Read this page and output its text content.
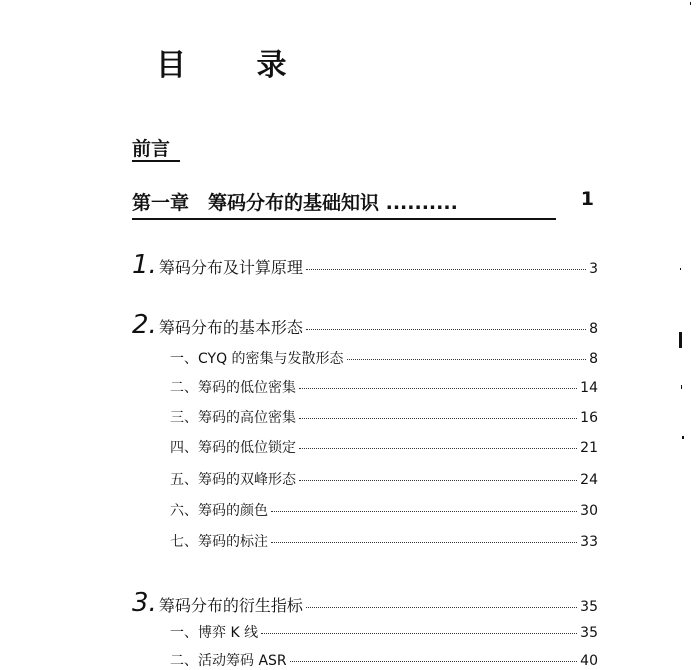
目 录
前言
第一章　筹码分布的基础知识 ..........	1
1. 筹码分布及计算原理	3
2. 筹码分布的基本形态	8
一、CYQ 的密集与发散形态	8
二、筹码的低位密集	14
三、筹码的高位密集	16
四、筹码的低位锁定	21
五、筹码的双峰形态	24
六、筹码的颜色	30
七、筹码的标注	33
3. 筹码分布的衍生指标	35
一、博弈 K 线	35
二、活动筹码 ASR	40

-----

» Written instruction:
Output each line exactly; omit every picture.

» Correct output:
Read this page and output its text content.
目 录
前言
第一章　筹码分布的基础知识 ..........	1
1. 筹码分布及计算原理	3
2. 筹码分布的基本形态	8
一、CYQ 的密集与发散形态	8
二、筹码的低位密集	14
三、筹码的高位密集	16
四、筹码的低位锁定	21
五、筹码的双峰形态	24
六、筹码的颜色	30
七、筹码的标注	33
3. 筹码分布的衍生指标	35
一、博弈 K 线	35
二、活动筹码 ASR	40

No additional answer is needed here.